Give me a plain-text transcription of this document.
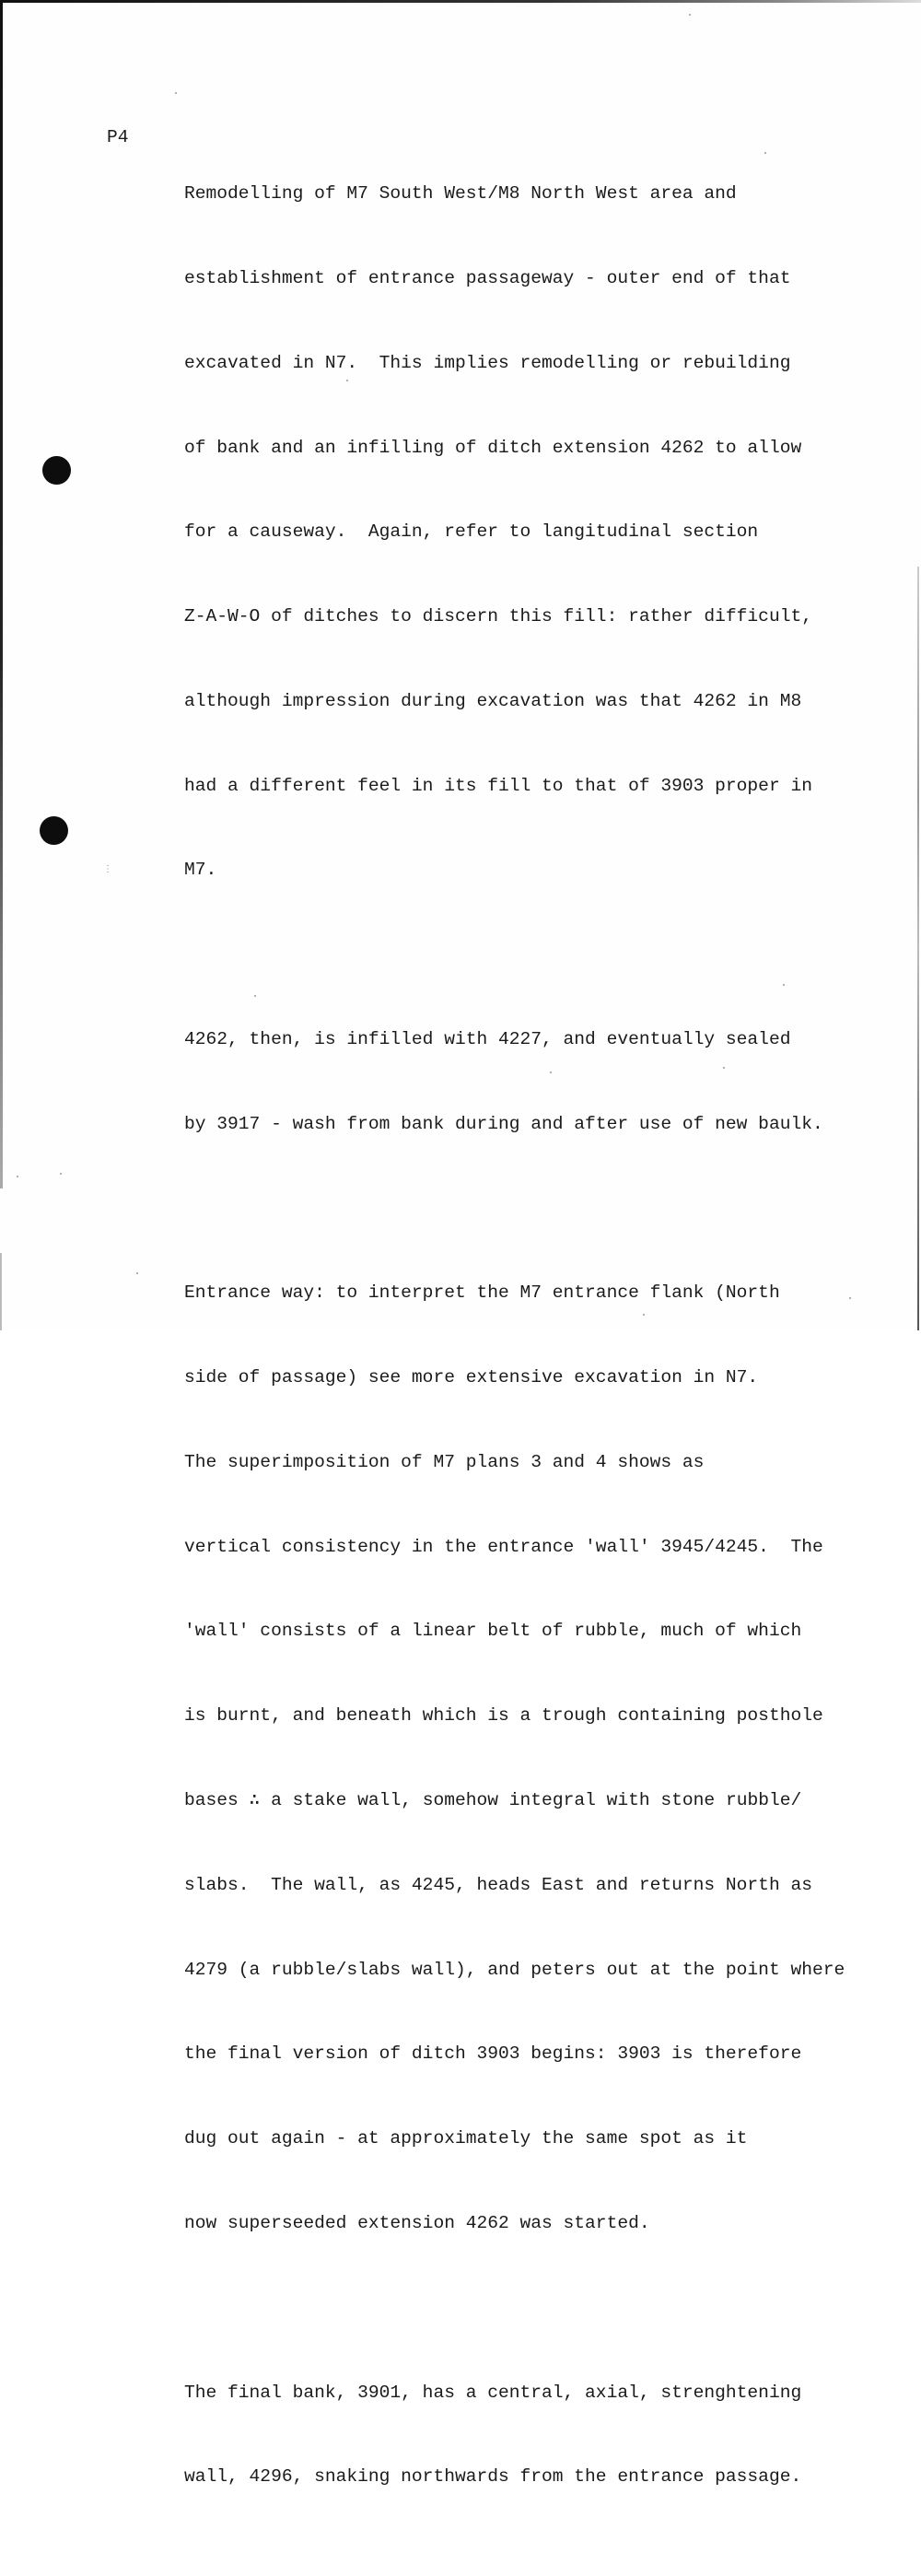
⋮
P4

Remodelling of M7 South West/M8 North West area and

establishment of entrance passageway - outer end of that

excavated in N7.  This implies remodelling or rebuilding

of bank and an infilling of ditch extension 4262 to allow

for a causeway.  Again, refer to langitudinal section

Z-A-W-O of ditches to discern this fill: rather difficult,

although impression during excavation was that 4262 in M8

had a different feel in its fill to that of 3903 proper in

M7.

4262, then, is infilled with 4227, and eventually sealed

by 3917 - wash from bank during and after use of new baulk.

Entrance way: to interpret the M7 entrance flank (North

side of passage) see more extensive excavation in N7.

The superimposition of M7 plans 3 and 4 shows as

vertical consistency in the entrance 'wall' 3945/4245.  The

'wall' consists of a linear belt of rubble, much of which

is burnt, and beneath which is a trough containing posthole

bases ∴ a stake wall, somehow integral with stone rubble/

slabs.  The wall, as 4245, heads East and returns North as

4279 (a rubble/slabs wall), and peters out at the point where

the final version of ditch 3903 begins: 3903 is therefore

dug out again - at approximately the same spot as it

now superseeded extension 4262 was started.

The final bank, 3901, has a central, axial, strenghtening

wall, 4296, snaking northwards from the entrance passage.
★ ★ ★ ★ ★ ★ ★
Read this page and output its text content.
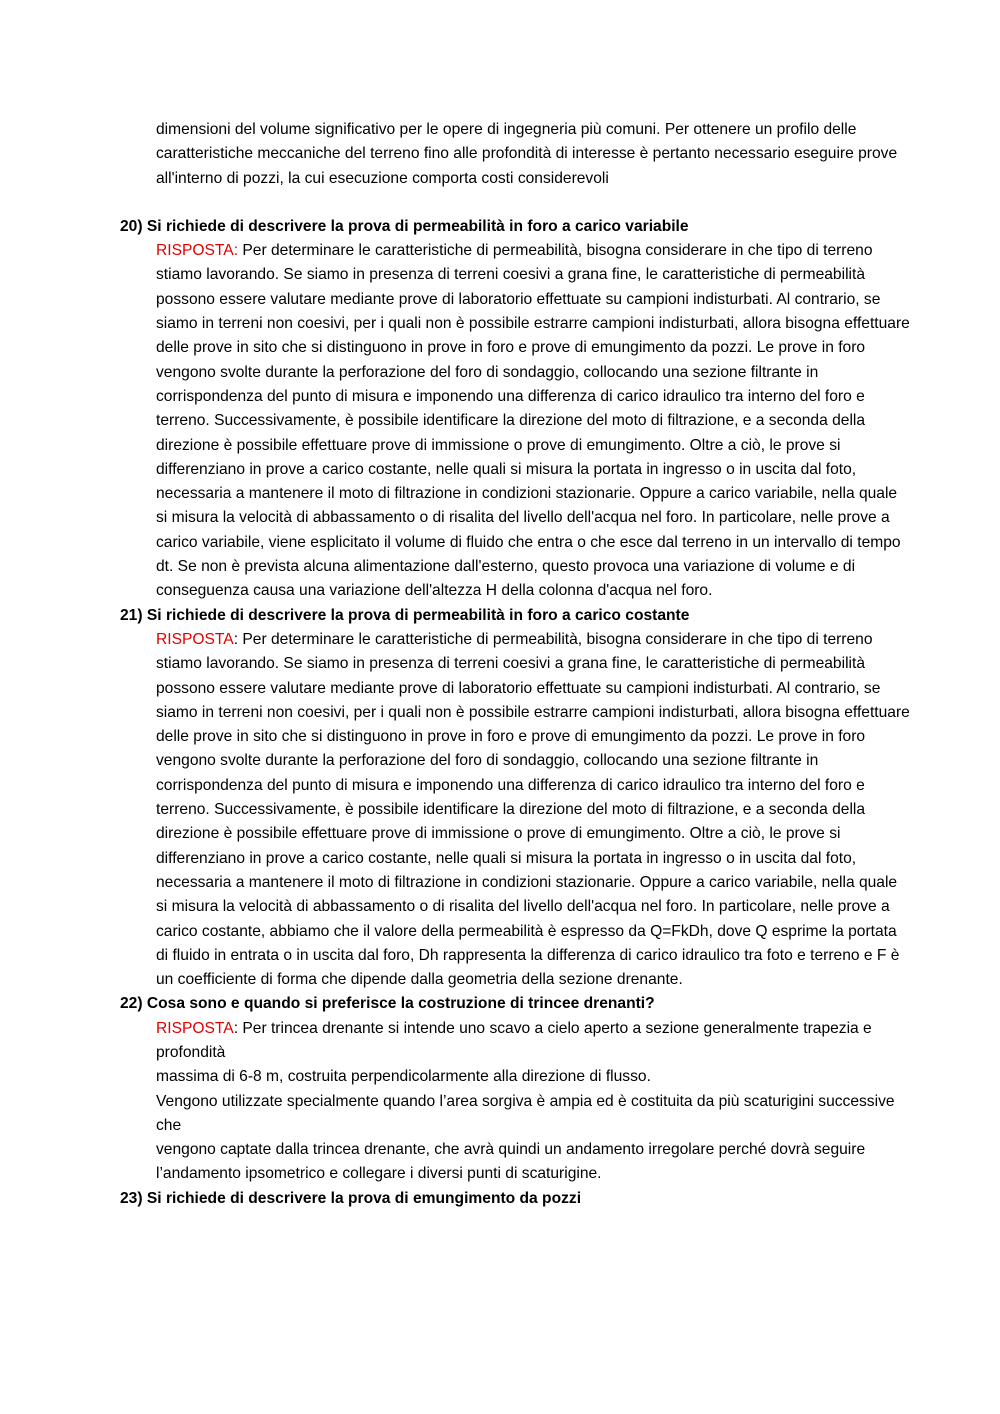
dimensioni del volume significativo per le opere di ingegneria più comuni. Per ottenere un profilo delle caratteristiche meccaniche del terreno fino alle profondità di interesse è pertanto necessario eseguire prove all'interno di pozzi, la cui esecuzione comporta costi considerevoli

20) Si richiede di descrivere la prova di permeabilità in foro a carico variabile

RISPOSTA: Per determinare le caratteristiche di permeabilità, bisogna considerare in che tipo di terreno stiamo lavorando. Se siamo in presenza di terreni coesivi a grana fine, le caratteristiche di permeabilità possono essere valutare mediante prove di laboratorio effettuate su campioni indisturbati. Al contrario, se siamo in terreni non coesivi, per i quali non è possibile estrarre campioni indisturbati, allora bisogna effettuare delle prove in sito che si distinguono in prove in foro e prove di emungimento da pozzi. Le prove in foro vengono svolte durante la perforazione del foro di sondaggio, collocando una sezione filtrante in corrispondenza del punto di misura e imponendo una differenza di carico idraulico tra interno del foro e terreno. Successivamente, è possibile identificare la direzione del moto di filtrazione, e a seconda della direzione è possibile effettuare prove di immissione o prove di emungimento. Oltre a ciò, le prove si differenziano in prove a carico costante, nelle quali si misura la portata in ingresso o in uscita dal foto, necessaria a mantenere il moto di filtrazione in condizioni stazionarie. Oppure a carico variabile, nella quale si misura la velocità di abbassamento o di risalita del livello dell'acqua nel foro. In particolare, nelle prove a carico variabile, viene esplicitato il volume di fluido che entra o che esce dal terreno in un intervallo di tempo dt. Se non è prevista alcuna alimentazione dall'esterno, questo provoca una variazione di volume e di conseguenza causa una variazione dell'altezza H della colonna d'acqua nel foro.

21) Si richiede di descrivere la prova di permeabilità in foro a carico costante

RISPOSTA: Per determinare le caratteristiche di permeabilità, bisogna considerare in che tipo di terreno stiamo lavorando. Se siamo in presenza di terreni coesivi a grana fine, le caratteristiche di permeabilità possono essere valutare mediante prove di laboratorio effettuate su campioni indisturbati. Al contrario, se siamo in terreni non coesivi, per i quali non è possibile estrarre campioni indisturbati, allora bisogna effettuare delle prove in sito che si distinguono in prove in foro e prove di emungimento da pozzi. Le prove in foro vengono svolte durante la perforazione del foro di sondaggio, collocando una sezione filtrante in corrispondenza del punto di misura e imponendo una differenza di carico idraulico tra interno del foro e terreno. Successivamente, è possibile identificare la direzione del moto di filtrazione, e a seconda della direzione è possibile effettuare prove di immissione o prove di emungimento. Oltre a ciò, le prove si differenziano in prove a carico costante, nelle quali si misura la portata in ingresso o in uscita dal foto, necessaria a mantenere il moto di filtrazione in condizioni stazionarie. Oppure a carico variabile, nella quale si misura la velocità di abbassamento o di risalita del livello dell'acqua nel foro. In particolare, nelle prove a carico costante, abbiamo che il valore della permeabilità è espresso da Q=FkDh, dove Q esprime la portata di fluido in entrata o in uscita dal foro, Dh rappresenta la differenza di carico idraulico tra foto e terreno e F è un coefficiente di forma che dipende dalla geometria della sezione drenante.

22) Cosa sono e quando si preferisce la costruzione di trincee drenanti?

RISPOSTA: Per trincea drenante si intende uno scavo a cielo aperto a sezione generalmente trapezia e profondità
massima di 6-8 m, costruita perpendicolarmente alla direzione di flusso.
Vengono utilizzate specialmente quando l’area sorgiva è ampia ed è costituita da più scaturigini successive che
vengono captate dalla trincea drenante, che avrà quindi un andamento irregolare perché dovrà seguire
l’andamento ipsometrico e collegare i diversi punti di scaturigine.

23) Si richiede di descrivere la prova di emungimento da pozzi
★ ★ ★ ★ ★ ★ ★
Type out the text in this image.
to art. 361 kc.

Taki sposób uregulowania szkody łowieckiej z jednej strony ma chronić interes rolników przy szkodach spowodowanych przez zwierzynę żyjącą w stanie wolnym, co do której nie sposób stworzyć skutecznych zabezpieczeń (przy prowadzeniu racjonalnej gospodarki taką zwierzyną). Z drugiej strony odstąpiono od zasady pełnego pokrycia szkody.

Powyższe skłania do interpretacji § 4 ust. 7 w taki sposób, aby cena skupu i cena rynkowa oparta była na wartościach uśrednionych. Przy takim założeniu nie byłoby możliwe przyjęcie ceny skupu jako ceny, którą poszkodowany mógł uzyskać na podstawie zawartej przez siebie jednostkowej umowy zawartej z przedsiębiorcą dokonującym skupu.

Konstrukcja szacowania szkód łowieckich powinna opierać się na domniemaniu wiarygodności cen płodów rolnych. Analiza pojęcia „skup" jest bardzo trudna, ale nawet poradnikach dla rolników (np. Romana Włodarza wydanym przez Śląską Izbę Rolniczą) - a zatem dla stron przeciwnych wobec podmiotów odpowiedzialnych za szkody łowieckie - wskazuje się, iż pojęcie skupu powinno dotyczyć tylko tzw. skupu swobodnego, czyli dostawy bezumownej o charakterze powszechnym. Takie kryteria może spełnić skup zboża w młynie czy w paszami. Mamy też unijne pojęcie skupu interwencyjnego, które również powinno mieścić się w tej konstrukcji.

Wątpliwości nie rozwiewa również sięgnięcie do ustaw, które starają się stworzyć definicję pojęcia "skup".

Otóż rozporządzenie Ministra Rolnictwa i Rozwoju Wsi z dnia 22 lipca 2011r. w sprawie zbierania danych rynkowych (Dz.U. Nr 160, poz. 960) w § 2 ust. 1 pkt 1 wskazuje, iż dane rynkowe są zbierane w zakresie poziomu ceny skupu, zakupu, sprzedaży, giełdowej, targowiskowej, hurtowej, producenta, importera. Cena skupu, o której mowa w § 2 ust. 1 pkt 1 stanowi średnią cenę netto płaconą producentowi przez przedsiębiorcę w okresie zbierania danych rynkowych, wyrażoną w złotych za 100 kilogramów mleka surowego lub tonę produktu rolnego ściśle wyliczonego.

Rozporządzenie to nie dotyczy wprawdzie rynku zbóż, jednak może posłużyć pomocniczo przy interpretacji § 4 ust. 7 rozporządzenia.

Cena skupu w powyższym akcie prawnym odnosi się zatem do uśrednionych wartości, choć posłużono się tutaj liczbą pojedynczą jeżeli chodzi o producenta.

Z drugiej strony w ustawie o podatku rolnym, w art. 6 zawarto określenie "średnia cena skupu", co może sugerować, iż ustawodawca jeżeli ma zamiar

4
★ ★ ★ ★ ★ ★ ★
_WHAT IS ASKED_.
Return all lines containing the word "richiede".

_RESULT OF THE EXERCISE_.
20) Si richiede di descrivere la prova di permeabilità in foro a carico variabile
21) Si richiede di descrivere la prova di permeabilità in foro a carico costante
23) Si richiede di descrivere la prova di emungimento da pozzi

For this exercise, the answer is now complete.